## Work to be completed
Reproduce the material below from the line containing "Give bounding boxes" through the line containing "chart-body: 3.0 Gen W Abs -3.0 [2, 424, 212, 547]", including both of those lines. Leave the pictures out.

## Records shown
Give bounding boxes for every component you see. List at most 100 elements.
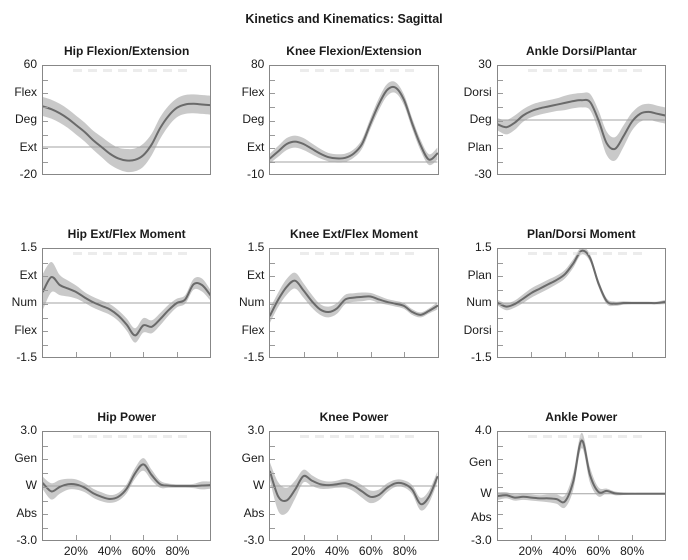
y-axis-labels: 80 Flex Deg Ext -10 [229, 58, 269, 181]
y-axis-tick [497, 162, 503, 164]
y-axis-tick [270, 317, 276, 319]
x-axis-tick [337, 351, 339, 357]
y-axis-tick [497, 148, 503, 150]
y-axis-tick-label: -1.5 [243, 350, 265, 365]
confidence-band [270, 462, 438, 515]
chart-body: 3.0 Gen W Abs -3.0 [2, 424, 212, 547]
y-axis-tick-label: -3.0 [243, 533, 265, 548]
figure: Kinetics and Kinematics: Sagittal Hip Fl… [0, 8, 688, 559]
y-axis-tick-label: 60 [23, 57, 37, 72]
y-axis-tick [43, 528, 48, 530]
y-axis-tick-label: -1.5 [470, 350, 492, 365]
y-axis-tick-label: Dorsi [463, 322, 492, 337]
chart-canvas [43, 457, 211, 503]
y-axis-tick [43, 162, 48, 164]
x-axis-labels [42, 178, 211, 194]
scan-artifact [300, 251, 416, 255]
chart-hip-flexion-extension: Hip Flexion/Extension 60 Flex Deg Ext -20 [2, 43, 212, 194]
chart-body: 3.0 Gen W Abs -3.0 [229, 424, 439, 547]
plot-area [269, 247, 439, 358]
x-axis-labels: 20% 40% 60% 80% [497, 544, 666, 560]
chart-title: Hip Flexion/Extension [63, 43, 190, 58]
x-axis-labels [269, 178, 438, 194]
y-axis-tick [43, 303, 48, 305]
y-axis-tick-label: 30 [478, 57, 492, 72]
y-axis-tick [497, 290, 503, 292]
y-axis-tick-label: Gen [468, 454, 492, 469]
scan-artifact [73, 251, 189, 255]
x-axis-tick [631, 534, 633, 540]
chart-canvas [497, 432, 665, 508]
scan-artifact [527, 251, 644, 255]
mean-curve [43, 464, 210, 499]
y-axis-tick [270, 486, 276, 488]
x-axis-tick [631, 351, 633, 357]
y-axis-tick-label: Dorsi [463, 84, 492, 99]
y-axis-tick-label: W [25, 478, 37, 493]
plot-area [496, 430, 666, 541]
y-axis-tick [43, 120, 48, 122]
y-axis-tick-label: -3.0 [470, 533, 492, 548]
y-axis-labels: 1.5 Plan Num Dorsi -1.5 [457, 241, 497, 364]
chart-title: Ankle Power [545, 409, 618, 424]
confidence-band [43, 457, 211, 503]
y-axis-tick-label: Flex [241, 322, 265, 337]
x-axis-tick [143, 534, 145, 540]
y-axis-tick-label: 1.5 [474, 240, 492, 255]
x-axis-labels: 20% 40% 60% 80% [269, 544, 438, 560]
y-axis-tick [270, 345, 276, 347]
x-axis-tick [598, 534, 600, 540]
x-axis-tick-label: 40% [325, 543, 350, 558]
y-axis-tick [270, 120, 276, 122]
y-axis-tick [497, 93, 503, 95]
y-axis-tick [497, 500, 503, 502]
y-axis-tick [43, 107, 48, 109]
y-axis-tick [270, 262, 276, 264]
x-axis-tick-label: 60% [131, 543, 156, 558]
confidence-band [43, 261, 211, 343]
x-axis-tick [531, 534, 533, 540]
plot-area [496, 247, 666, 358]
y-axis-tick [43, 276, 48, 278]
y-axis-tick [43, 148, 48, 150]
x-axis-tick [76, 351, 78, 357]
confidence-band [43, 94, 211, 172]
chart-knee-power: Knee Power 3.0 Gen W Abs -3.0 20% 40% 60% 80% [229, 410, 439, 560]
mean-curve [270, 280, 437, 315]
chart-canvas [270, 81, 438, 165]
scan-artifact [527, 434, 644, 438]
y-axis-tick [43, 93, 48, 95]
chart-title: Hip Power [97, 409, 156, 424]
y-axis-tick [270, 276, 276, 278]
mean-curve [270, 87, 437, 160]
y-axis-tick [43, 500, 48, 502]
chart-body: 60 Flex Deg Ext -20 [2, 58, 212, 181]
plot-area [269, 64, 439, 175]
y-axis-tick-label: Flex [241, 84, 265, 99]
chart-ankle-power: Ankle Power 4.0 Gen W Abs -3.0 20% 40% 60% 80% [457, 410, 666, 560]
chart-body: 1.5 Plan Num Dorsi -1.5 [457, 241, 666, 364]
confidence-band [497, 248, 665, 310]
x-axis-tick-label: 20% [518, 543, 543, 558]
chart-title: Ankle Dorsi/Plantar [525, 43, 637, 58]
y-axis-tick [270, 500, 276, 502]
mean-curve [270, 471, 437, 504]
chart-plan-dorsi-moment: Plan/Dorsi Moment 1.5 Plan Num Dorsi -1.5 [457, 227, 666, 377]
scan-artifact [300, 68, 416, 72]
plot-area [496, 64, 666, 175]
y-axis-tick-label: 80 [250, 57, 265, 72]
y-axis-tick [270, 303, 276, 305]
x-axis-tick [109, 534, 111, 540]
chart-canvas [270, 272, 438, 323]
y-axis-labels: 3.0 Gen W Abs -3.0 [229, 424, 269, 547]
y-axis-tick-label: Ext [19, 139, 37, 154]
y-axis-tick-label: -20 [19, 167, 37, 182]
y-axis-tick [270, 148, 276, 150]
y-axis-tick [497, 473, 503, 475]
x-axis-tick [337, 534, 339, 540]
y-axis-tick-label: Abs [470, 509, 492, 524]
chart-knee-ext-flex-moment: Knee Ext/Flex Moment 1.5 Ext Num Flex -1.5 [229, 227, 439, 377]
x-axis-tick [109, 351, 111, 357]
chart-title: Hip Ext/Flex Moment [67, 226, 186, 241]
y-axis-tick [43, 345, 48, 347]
==
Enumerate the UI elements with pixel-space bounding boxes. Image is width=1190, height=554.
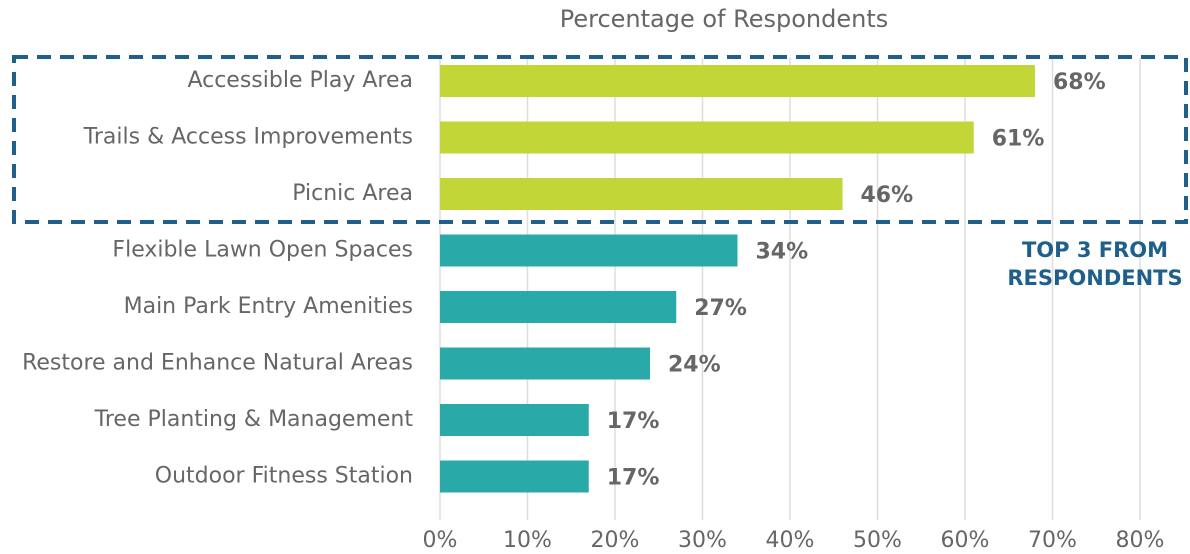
* * *
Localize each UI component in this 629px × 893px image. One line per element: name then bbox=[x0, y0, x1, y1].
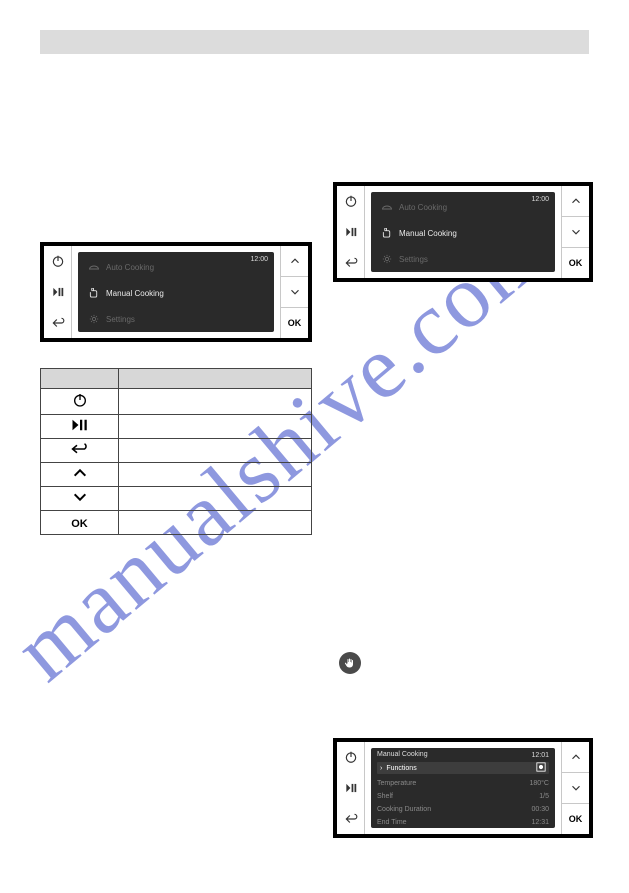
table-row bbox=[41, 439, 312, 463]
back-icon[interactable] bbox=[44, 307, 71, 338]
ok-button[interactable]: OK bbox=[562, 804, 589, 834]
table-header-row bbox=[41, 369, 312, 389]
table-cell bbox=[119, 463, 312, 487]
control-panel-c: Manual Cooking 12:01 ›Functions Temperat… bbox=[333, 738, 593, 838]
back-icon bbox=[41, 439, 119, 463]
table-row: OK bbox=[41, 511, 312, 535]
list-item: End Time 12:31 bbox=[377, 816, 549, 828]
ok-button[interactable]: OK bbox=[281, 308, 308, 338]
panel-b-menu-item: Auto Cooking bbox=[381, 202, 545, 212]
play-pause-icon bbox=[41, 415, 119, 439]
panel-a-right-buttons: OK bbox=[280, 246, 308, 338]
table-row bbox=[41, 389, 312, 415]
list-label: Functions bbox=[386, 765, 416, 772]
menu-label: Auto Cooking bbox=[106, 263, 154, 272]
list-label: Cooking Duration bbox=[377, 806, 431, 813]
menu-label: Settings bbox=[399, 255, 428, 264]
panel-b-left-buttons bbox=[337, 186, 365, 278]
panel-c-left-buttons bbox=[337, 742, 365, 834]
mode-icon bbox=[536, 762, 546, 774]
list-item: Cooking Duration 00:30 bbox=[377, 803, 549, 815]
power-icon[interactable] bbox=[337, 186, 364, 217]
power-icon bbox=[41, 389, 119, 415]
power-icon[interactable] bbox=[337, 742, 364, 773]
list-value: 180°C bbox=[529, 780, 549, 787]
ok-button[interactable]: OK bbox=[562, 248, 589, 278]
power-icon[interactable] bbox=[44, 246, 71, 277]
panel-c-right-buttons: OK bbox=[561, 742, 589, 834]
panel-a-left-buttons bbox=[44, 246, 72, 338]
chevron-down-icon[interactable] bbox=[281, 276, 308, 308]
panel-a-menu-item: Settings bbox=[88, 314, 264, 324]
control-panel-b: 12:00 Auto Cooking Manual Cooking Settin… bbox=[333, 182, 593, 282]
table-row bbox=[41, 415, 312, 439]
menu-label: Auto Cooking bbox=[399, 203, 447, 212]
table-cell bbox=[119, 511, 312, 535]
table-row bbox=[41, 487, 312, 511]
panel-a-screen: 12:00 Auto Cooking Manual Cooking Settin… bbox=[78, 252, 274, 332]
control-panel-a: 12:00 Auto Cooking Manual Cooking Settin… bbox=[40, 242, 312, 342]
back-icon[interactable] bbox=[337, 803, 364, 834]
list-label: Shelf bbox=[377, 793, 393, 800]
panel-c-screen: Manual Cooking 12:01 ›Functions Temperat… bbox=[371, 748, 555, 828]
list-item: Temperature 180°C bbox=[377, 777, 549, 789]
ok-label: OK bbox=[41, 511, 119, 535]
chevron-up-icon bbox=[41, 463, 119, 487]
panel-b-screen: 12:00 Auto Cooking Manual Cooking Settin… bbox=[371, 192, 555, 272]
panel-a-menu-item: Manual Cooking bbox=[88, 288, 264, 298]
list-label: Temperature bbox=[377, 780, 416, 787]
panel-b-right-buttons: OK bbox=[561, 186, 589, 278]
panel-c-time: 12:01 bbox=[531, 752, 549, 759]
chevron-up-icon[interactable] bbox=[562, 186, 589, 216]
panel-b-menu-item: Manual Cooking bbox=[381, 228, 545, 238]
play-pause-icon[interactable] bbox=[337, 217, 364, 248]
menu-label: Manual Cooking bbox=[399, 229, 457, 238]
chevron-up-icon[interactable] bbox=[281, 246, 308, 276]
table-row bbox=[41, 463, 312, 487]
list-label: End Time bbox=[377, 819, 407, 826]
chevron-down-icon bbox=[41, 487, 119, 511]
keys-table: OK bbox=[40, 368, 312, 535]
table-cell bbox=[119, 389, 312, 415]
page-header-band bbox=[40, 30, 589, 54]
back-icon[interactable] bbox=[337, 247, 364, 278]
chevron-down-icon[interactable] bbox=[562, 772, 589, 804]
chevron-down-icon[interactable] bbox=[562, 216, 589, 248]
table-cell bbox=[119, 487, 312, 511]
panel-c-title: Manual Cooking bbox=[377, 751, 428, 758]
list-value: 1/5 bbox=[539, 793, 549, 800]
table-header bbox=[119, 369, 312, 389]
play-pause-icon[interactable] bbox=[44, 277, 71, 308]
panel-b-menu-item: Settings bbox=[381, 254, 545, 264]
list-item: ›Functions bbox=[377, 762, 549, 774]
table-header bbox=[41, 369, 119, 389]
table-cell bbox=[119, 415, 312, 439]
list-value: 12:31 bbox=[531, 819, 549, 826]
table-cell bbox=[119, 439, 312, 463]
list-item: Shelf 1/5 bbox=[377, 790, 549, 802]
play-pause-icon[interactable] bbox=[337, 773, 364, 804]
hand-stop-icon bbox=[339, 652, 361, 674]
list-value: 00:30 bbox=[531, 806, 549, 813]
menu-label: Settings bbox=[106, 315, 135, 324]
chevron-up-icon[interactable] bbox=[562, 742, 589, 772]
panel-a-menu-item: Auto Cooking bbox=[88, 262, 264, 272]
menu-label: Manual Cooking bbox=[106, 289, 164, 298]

## Right answer
Give bounding boxes for every component you see. List at most 100 elements.
y-axis-labels: 80 Flex Deg Ext -10 [229, 58, 269, 181]
y-axis-tick [497, 162, 503, 164]
y-axis-tick [270, 317, 276, 319]
x-axis-tick [337, 351, 339, 357]
y-axis-tick [497, 148, 503, 150]
y-axis-tick-label: -1.5 [243, 350, 265, 365]
confidence-band [270, 462, 438, 515]
chart-body: 3.0 Gen W Abs -3.0 [2, 424, 212, 547]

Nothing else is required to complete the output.